▼▼▼
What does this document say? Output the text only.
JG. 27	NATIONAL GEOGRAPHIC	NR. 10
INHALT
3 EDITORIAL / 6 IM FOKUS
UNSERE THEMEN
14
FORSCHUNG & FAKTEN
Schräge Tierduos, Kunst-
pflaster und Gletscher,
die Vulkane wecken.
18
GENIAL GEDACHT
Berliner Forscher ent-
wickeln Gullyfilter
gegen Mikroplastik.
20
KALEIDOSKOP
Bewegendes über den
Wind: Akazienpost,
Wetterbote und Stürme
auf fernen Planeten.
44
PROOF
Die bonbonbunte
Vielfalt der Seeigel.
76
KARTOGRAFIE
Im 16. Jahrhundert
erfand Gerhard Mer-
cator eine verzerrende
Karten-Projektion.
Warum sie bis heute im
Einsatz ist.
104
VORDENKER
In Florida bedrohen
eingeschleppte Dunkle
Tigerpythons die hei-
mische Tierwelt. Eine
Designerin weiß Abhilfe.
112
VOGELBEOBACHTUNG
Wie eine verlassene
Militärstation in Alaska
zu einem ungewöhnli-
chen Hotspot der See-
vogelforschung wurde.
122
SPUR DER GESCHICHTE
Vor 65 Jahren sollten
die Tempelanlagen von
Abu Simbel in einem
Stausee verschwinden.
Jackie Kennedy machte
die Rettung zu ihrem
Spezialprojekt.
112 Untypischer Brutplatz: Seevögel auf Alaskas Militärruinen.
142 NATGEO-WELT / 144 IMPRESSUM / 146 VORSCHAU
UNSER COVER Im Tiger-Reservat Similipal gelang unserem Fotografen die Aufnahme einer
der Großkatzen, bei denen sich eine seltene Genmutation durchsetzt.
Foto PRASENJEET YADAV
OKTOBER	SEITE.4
▲▲▲
▼▼▼
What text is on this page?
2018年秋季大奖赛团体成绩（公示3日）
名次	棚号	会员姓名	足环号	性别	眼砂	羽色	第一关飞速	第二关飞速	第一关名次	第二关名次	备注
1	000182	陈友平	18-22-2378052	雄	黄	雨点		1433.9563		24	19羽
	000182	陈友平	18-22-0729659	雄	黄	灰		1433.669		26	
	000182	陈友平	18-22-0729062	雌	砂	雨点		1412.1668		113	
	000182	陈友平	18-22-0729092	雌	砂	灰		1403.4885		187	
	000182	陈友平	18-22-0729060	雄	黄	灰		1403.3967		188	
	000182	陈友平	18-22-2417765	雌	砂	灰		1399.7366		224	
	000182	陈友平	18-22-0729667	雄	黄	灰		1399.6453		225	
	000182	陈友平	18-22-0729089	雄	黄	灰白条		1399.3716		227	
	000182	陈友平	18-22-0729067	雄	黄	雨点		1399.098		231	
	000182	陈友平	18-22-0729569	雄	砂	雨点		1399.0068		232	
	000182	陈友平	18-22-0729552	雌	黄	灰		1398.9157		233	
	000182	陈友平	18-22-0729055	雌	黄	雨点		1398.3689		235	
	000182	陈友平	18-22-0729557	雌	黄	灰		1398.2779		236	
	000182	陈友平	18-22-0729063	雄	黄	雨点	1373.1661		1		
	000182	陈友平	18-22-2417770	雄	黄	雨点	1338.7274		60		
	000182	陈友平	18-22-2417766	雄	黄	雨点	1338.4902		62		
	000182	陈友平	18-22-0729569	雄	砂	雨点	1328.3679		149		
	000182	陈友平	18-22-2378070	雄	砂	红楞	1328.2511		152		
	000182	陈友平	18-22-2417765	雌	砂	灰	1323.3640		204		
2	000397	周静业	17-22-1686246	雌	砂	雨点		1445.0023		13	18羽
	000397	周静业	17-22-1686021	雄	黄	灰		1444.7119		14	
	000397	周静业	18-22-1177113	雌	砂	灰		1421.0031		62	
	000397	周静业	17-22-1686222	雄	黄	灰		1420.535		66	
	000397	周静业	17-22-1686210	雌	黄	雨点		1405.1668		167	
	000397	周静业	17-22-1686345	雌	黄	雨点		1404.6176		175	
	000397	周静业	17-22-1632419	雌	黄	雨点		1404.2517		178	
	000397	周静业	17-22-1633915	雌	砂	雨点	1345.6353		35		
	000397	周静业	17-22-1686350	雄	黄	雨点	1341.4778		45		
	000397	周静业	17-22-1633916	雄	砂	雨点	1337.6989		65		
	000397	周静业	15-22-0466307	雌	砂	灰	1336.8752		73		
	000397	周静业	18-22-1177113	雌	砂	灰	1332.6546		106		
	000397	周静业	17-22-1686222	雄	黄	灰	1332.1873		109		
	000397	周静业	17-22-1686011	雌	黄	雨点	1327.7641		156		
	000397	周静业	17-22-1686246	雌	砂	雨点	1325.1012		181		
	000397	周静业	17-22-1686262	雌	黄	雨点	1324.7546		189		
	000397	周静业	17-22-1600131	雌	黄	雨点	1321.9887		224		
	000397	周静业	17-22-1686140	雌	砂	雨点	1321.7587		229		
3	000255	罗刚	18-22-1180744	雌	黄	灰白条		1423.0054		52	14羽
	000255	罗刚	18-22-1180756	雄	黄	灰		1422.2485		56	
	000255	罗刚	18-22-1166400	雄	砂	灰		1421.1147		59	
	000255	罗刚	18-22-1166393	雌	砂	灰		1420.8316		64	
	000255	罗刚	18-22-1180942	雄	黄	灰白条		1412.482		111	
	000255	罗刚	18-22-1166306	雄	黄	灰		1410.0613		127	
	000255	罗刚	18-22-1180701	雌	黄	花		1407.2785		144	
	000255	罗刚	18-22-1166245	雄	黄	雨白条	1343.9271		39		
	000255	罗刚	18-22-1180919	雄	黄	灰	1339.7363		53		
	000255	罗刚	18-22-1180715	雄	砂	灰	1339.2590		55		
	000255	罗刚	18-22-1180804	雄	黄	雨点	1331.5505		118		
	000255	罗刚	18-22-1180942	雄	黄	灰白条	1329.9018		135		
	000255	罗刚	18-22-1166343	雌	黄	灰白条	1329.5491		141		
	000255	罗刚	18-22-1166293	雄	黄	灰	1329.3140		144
▲▲▲
**Objective**. Pull out each line of the listing that holds the string "What".

**Solved exercise**.
What does this document say? Output the text only.
What text is on this page?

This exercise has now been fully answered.